*YOUR TASK*. Make an exact copy of the data below, leaving out every picture.

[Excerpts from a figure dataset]
++++++++++

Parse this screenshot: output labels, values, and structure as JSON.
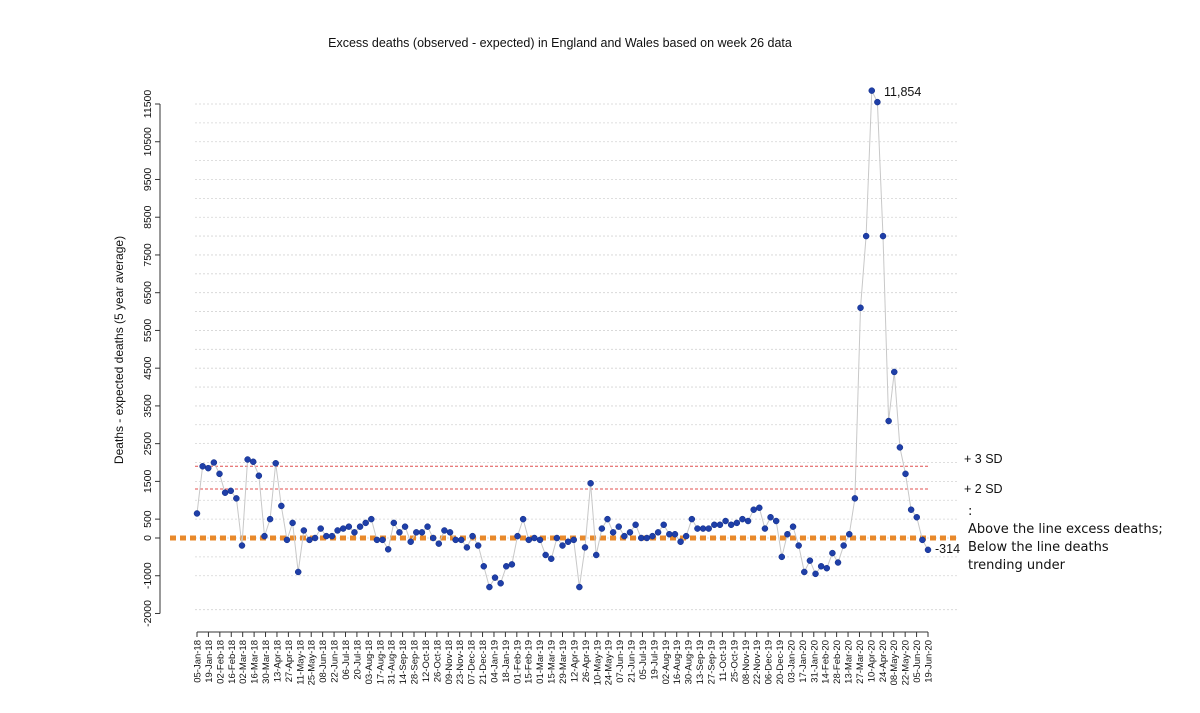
{
  "chart_data": {
    "type": "scatter",
    "title": "Excess deaths (observed - expected) in England and Wales based on week 26 data",
    "xlabel": "",
    "ylabel": "Deaths - expected deaths (5 year average)",
    "ylim": [
      -2000,
      12000
    ],
    "yticks": [
      -2000,
      -1000,
      0,
      500,
      1500,
      2500,
      3500,
      4500,
      5500,
      6500,
      7500,
      8500,
      9500,
      10500,
      11500
    ],
    "ytick_labels": [
      "-2000",
      "-1000",
      "0",
      "500",
      "1500",
      "2500",
      "3500",
      "4500",
      "5500",
      "6500",
      "7500",
      "8500",
      "9500",
      "10500",
      "11500"
    ],
    "gridlines": [
      -1900,
      -1000,
      -500,
      0,
      500,
      1000,
      1500,
      2000,
      2500,
      3000,
      3500,
      4000,
      4500,
      5000,
      5500,
      6000,
      6500,
      7000,
      7500,
      8000,
      8500,
      9000,
      9500,
      10000,
      10500,
      11000,
      11500
    ],
    "grid": true,
    "x_tick_labels": [
      "05-Jan-18",
      "19-Jan-18",
      "02-Feb-18",
      "16-Feb-18",
      "02-Mar-18",
      "16-Mar-18",
      "30-Mar-18",
      "13-Apr-18",
      "27-Apr-18",
      "11-May-18",
      "25-May-18",
      "08-Jun-18",
      "22-Jun-18",
      "06-Jul-18",
      "20-Jul-18",
      "03-Aug-18",
      "17-Aug-18",
      "31-Aug-18",
      "14-Sep-18",
      "28-Sep-18",
      "12-Oct-18",
      "26-Oct-18",
      "09-Nov-18",
      "23-Nov-18",
      "07-Dec-18",
      "21-Dec-18",
      "04-Jan-19",
      "18-Jan-19",
      "01-Feb-19",
      "15-Feb-19",
      "01-Mar-19",
      "15-Mar-19",
      "29-Mar-19",
      "12-Apr-19",
      "26-Apr-19",
      "10-May-19",
      "24-May-19",
      "07-Jun-19",
      "21-Jun-19",
      "05-Jul-19",
      "19-Jul-19",
      "02-Aug-19",
      "16-Aug-19",
      "30-Aug-19",
      "13-Sep-19",
      "27-Sep-19",
      "11-Oct-19",
      "25-Oct-19",
      "08-Nov-19",
      "22-Nov-19",
      "06-Dec-19",
      "20-Dec-19",
      "03-Jan-20",
      "17-Jan-20",
      "31-Jan-20",
      "14-Feb-20",
      "28-Feb-20",
      "13-Mar-20",
      "27-Mar-20",
      "10-Apr-20",
      "24-Apr-20",
      "08-May-20",
      "22-May-20",
      "05-Jun-20",
      "19-Jun-20"
    ],
    "values": [
      650,
      1900,
      1850,
      2000,
      1700,
      1200,
      1250,
      1050,
      -200,
      2080,
      2020,
      1650,
      50,
      500,
      1980,
      850,
      -50,
      400,
      -900,
      200,
      -50,
      0,
      250,
      50,
      50,
      200,
      250,
      300,
      150,
      300,
      400,
      500,
      -50,
      -50,
      -300,
      400,
      150,
      300,
      -100,
      150,
      150,
      300,
      0,
      -150,
      200,
      150,
      -50,
      -50,
      -250,
      50,
      -200,
      -750,
      -1300,
      -1050,
      -1200,
      -750,
      -700,
      50,
      500,
      -50,
      0,
      -50,
      -450,
      -550,
      0,
      -200,
      -100,
      -50,
      -1300,
      -250,
      1450,
      -450,
      250,
      500,
      150,
      300,
      50,
      150,
      350,
      0,
      0,
      50,
      150,
      350,
      100,
      100,
      -100,
      50,
      500,
      250,
      250,
      250,
      350,
      350,
      450,
      350,
      400,
      500,
      450,
      750,
      800,
      250,
      550,
      450,
      -500,
      100,
      300,
      -200,
      -900,
      -600,
      -950,
      -750,
      -800,
      -400,
      -650,
      -200,
      100,
      1050,
      6100,
      8000,
      11854,
      11550,
      8000,
      3100,
      4400,
      2400,
      1700,
      750,
      550,
      -50,
      -314
    ],
    "series": [
      {
        "name": "",
        "color": "#1f3fa8",
        "line_color": "#c8c8c8"
      }
    ],
    "reference_lines": [
      {
        "label": "+ 3 SD",
        "value": 1900,
        "color": "#e05050",
        "style": "dashed"
      },
      {
        "label": "+ 2 SD",
        "value": 1300,
        "color": "#e05050",
        "style": "dashed"
      },
      {
        "label": "",
        "value": 0,
        "color": "#e8892b",
        "style": "thick-dotted"
      }
    ],
    "annotations": {
      "peak_label": "11,854",
      "last_label": "-314"
    }
  },
  "legend_note": {
    "colon": ":",
    "line1": "Above the line excess deaths;",
    "line2": "Below  the line  deaths",
    "line3": "trending under"
  }
}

++++++++++

*SOLUTION FOR THIS EXERCISE*.
Parse this screenshot: output labels, values, and structure as JSON.
{
  "chart_data": {
    "type": "scatter",
    "title": "Excess deaths (observed - expected) in England and Wales based on week 26 data",
    "xlabel": "",
    "ylabel": "Deaths - expected deaths (5 year average)",
    "ylim": [
      -2000,
      12000
    ],
    "yticks": [
      -2000,
      -1000,
      0,
      500,
      1500,
      2500,
      3500,
      4500,
      5500,
      6500,
      7500,
      8500,
      9500,
      10500,
      11500
    ],
    "ytick_labels": [
      "-2000",
      "-1000",
      "0",
      "500",
      "1500",
      "2500",
      "3500",
      "4500",
      "5500",
      "6500",
      "7500",
      "8500",
      "9500",
      "10500",
      "11500"
    ],
    "gridlines": [
      -1900,
      -1000,
      -500,
      0,
      500,
      1000,
      1500,
      2000,
      2500,
      3000,
      3500,
      4000,
      4500,
      5000,
      5500,
      6000,
      6500,
      7000,
      7500,
      8000,
      8500,
      9000,
      9500,
      10000,
      10500,
      11000,
      11500
    ],
    "grid": true,
    "x_tick_labels": [
      "05-Jan-18",
      "19-Jan-18",
      "02-Feb-18",
      "16-Feb-18",
      "02-Mar-18",
      "16-Mar-18",
      "30-Mar-18",
      "13-Apr-18",
      "27-Apr-18",
      "11-May-18",
      "25-May-18",
      "08-Jun-18",
      "22-Jun-18",
      "06-Jul-18",
      "20-Jul-18",
      "03-Aug-18",
      "17-Aug-18",
      "31-Aug-18",
      "14-Sep-18",
      "28-Sep-18",
      "12-Oct-18",
      "26-Oct-18",
      "09-Nov-18",
      "23-Nov-18",
      "07-Dec-18",
      "21-Dec-18",
      "04-Jan-19",
      "18-Jan-19",
      "01-Feb-19",
      "15-Feb-19",
      "01-Mar-19",
      "15-Mar-19",
      "29-Mar-19",
      "12-Apr-19",
      "26-Apr-19",
      "10-May-19",
      "24-May-19",
      "07-Jun-19",
      "21-Jun-19",
      "05-Jul-19",
      "19-Jul-19",
      "02-Aug-19",
      "16-Aug-19",
      "30-Aug-19",
      "13-Sep-19",
      "27-Sep-19",
      "11-Oct-19",
      "25-Oct-19",
      "08-Nov-19",
      "22-Nov-19",
      "06-Dec-19",
      "20-Dec-19",
      "03-Jan-20",
      "17-Jan-20",
      "31-Jan-20",
      "14-Feb-20",
      "28-Feb-20",
      "13-Mar-20",
      "27-Mar-20",
      "10-Apr-20",
      "24-Apr-20",
      "08-May-20",
      "22-May-20",
      "05-Jun-20",
      "19-Jun-20"
    ],
    "values": [
      650,
      1900,
      1850,
      2000,
      1700,
      1200,
      1250,
      1050,
      -200,
      2080,
      2020,
      1650,
      50,
      500,
      1980,
      850,
      -50,
      400,
      -900,
      200,
      -50,
      0,
      250,
      50,
      50,
      200,
      250,
      300,
      150,
      300,
      400,
      500,
      -50,
      -50,
      -300,
      400,
      150,
      300,
      -100,
      150,
      150,
      300,
      0,
      -150,
      200,
      150,
      -50,
      -50,
      -250,
      50,
      -200,
      -750,
      -1300,
      -1050,
      -1200,
      -750,
      -700,
      50,
      500,
      -50,
      0,
      -50,
      -450,
      -550,
      0,
      -200,
      -100,
      -50,
      -1300,
      -250,
      1450,
      -450,
      250,
      500,
      150,
      300,
      50,
      150,
      350,
      0,
      0,
      50,
      150,
      350,
      100,
      100,
      -100,
      50,
      500,
      250,
      250,
      250,
      350,
      350,
      450,
      350,
      400,
      500,
      450,
      750,
      800,
      250,
      550,
      450,
      -500,
      100,
      300,
      -200,
      -900,
      -600,
      -950,
      -750,
      -800,
      -400,
      -650,
      -200,
      100,
      1050,
      6100,
      8000,
      11854,
      11550,
      8000,
      3100,
      4400,
      2400,
      1700,
      750,
      550,
      -50,
      -314
    ],
    "series": [
      {
        "name": "",
        "color": "#1f3fa8",
        "line_color": "#c8c8c8"
      }
    ],
    "reference_lines": [
      {
        "label": "+ 3 SD",
        "value": 1900,
        "color": "#e05050",
        "style": "dashed"
      },
      {
        "label": "+ 2 SD",
        "value": 1300,
        "color": "#e05050",
        "style": "dashed"
      },
      {
        "label": "",
        "value": 0,
        "color": "#e8892b",
        "style": "thick-dotted"
      }
    ],
    "annotations": {
      "peak_label": "11,854",
      "last_label": "-314"
    }
  },
  "legend_note": {
    "colon": ":",
    "line1": "Above the line excess deaths;",
    "line2": "Below  the line  deaths",
    "line3": "trending under"
  }
}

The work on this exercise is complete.